• _Work to do_: Exactly repeat the full listing that follows.
BEGIN Given data
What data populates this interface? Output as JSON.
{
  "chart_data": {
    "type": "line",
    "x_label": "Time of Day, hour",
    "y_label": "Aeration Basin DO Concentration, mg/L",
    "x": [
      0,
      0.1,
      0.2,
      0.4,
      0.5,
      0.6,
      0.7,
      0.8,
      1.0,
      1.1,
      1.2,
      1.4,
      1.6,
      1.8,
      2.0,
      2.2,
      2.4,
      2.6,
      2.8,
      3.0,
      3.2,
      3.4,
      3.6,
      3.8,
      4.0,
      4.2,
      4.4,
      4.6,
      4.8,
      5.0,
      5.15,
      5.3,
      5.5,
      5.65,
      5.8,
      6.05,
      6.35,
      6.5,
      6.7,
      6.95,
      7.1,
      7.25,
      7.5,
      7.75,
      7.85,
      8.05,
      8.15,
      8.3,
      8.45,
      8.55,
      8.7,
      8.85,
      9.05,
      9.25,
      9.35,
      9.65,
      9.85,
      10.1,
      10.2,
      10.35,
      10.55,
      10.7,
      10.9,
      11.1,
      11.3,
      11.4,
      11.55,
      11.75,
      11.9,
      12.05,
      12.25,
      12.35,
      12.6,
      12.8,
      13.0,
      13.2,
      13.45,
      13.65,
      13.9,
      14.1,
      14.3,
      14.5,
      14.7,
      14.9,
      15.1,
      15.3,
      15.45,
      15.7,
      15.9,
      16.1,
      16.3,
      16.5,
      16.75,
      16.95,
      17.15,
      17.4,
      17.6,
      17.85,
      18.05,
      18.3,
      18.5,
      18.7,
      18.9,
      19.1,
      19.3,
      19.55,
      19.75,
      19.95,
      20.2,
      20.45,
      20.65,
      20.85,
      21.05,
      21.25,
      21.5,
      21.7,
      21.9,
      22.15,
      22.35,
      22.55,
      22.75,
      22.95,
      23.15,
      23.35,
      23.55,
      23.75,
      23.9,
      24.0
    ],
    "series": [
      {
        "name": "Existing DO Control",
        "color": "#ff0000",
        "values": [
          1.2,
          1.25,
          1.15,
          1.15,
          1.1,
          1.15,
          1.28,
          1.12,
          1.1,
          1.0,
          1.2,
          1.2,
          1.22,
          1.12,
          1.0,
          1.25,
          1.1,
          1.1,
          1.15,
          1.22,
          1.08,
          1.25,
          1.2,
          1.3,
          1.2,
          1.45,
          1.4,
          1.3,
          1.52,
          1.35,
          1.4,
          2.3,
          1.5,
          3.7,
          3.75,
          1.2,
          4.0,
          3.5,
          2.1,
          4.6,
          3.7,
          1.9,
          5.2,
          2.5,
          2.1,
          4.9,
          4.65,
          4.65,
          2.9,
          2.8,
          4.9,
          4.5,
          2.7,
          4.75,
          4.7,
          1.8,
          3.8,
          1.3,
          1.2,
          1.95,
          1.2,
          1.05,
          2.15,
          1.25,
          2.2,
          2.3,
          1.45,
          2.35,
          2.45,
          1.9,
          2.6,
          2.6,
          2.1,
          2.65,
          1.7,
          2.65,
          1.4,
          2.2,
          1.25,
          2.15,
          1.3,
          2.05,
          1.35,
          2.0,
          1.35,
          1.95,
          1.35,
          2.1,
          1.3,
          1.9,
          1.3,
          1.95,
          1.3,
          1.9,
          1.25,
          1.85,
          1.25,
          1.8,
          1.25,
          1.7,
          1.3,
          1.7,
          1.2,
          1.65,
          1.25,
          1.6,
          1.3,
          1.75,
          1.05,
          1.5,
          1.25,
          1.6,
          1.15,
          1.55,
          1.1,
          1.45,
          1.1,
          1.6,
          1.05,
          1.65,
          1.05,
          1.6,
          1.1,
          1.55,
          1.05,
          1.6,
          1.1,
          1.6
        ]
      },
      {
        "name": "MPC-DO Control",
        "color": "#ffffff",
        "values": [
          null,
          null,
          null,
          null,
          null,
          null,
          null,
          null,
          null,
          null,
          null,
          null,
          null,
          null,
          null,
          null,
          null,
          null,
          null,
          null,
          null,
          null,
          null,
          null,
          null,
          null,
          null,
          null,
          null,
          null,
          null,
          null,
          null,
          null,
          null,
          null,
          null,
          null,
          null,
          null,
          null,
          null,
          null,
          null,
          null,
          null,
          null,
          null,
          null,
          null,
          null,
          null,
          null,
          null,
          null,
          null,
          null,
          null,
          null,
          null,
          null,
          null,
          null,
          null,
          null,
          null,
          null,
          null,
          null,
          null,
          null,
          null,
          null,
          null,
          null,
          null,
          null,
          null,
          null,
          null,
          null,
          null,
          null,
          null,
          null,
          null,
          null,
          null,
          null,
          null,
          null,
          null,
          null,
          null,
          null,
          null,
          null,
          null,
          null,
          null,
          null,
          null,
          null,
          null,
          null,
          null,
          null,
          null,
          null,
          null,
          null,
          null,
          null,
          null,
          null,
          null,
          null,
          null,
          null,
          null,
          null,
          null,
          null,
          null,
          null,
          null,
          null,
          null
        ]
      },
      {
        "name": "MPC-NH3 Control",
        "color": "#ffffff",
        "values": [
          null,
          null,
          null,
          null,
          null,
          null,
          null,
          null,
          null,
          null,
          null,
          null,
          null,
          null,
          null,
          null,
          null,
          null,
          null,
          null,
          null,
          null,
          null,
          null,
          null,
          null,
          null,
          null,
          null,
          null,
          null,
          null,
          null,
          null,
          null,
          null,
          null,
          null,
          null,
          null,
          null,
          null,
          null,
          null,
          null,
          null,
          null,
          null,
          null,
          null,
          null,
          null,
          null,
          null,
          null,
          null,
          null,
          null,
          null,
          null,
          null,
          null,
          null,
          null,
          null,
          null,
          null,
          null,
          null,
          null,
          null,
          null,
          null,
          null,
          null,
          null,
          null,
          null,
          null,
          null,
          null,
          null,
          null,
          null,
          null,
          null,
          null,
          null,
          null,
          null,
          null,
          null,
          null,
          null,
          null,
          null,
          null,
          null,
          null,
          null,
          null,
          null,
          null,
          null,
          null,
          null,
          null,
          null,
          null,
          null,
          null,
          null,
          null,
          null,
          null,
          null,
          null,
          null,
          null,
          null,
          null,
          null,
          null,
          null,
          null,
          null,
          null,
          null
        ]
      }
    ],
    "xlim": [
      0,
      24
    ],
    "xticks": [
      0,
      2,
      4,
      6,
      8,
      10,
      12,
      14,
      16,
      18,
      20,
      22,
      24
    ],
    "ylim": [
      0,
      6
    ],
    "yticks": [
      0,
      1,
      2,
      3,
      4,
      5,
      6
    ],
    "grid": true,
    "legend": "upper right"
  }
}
END Given data
• _Answer below_:
What data populates this interface? Output as JSON.
{
  "chart_data": {
    "type": "line",
    "x_label": "Time of Day, hour",
    "y_label": "Aeration Basin DO Concentration, mg/L",
    "x": [
      0,
      0.1,
      0.2,
      0.4,
      0.5,
      0.6,
      0.7,
      0.8,
      1.0,
      1.1,
      1.2,
      1.4,
      1.6,
      1.8,
      2.0,
      2.2,
      2.4,
      2.6,
      2.8,
      3.0,
      3.2,
      3.4,
      3.6,
      3.8,
      4.0,
      4.2,
      4.4,
      4.6,
      4.8,
      5.0,
      5.15,
      5.3,
      5.5,
      5.65,
      5.8,
      6.05,
      6.35,
      6.5,
      6.7,
      6.95,
      7.1,
      7.25,
      7.5,
      7.75,
      7.85,
      8.05,
      8.15,
      8.3,
      8.45,
      8.55,
      8.7,
      8.85,
      9.05,
      9.25,
      9.35,
      9.65,
      9.85,
      10.1,
      10.2,
      10.35,
      10.55,
      10.7,
      10.9,
      11.1,
      11.3,
      11.4,
      11.55,
      11.75,
      11.9,
      12.05,
      12.25,
      12.35,
      12.6,
      12.8,
      13.0,
      13.2,
      13.45,
      13.65,
      13.9,
      14.1,
      14.3,
      14.5,
      14.7,
      14.9,
      15.1,
      15.3,
      15.45,
      15.7,
      15.9,
      16.1,
      16.3,
      16.5,
      16.75,
      16.95,
      17.15,
      17.4,
      17.6,
      17.85,
      18.05,
      18.3,
      18.5,
      18.7,
      18.9,
      19.1,
      19.3,
      19.55,
      19.75,
      19.95,
      20.2,
      20.45,
      20.65,
      20.85,
      21.05,
      21.25,
      21.5,
      21.7,
      21.9,
      22.15,
      22.35,
      22.55,
      22.75,
      22.95,
      23.15,
      23.35,
      23.55,
      23.75,
      23.9,
      24.0
    ],
    "series": [
      {
        "name": "Existing DO Control",
        "color": "#ff0000",
        "values": [
          1.2,
          1.25,
          1.15,
          1.15,
          1.1,
          1.15,
          1.28,
          1.12,
          1.1,
          1.0,
          1.2,
          1.2,
          1.22,
          1.12,
          1.0,
          1.25,
          1.1,
          1.1,
          1.15,
          1.22,
          1.08,
          1.25,
          1.2,
          1.3,
          1.2,
          1.45,
          1.4,
          1.3,
          1.52,
          1.35,
          1.4,
          2.3,
          1.5,
          3.7,
          3.75,
          1.2,
          4.0,
          3.5,
          2.1,
          4.6,
          3.7,
          1.9,
          5.2,
          2.5,
          2.1,
          4.9,
          4.65,
          4.65,
          2.9,
          2.8,
          4.9,
          4.5,
          2.7,
          4.75,
          4.7,
          1.8,
          3.8,
          1.3,
          1.2,
          1.95,
          1.2,
          1.05,
          2.15,
          1.25,
          2.2,
          2.3,
          1.45,
          2.35,
          2.45,
          1.9,
          2.6,
          2.6,
          2.1,
          2.65,
          1.7,
          2.65,
          1.4,
          2.2,
          1.25,
          2.15,
          1.3,
          2.05,
          1.35,
          2.0,
          1.35,
          1.95,
          1.35,
          2.1,
          1.3,
          1.9,
          1.3,
          1.95,
          1.3,
          1.9,
          1.25,
          1.85,
          1.25,
          1.8,
          1.25,
          1.7,
          1.3,
          1.7,
          1.2,
          1.65,
          1.25,
          1.6,
          1.3,
          1.75,
          1.05,
          1.5,
          1.25,
          1.6,
          1.15,
          1.55,
          1.1,
          1.45,
          1.1,
          1.6,
          1.05,
          1.65,
          1.05,
          1.6,
          1.1,
          1.55,
          1.05,
          1.6,
          1.1,
          1.6
        ]
      },
      {
        "name": "MPC-DO Control",
        "color": "#ffffff",
        "values": [
          null,
          null,
          null,
          null,
          null,
          null,
          null,
          null,
          null,
          null,
          null,
          null,
          null,
          null,
          null,
          null,
          null,
          null,
          null,
          null,
          null,
          null,
          null,
          null,
          null,
          null,
          null,
          null,
          null,
          null,
          null,
          null,
          null,
          null,
          null,
          null,
          null,
          null,
          null,
          null,
          null,
          null,
          null,
          null,
          null,
          null,
          null,
          null,
          null,
          null,
          null,
          null,
          null,
          null,
          null,
          null,
          null,
          null,
          null,
          null,
          null,
          null,
          null,
          null,
          null,
          null,
          null,
          null,
          null,
          null,
          null,
          null,
          null,
          null,
          null,
          null,
          null,
          null,
          null,
          null,
          null,
          null,
          null,
          null,
          null,
          null,
          null,
          null,
          null,
          null,
          null,
          null,
          null,
          null,
          null,
          null,
          null,
          null,
          null,
          null,
          null,
          null,
          null,
          null,
          null,
          null,
          null,
          null,
          null,
          null,
          null,
          null,
          null,
          null,
          null,
          null,
          null,
          null,
          null,
          null,
          null,
          null,
          null,
          null,
          null,
          null,
          null,
          null
        ]
      },
      {
        "name": "MPC-NH3 Control",
        "color": "#ffffff",
        "values": [
          null,
          null,
          null,
          null,
          null,
          null,
          null,
          null,
          null,
          null,
          null,
          null,
          null,
          null,
          null,
          null,
          null,
          null,
          null,
          null,
          null,
          null,
          null,
          null,
          null,
          null,
          null,
          null,
          null,
          null,
          null,
          null,
          null,
          null,
          null,
          null,
          null,
          null,
          null,
          null,
          null,
          null,
          null,
          null,
          null,
          null,
          null,
          null,
          null,
          null,
          null,
          null,
          null,
          null,
          null,
          null,
          null,
          null,
          null,
          null,
          null,
          null,
          null,
          null,
          null,
          null,
          null,
          null,
          null,
          null,
          null,
          null,
          null,
          null,
          null,
          null,
          null,
          null,
          null,
          null,
          null,
          null,
          null,
          null,
          null,
          null,
          null,
          null,
          null,
          null,
          null,
          null,
          null,
          null,
          null,
          null,
          null,
          null,
          null,
          null,
          null,
          null,
          null,
          null,
          null,
          null,
          null,
          null,
          null,
          null,
          null,
          null,
          null,
          null,
          null,
          null,
          null,
          null,
          null,
          null,
          null,
          null,
          null,
          null,
          null,
          null,
          null,
          null
        ]
      }
    ],
    "xlim": [
      0,
      24
    ],
    "xticks": [
      0,
      2,
      4,
      6,
      8,
      10,
      12,
      14,
      16,
      18,
      20,
      22,
      24
    ],
    "ylim": [
      0,
      6
    ],
    "yticks": [
      0,
      1,
      2,
      3,
      4,
      5,
      6
    ],
    "grid": true,
    "legend": "upper right"
  }
}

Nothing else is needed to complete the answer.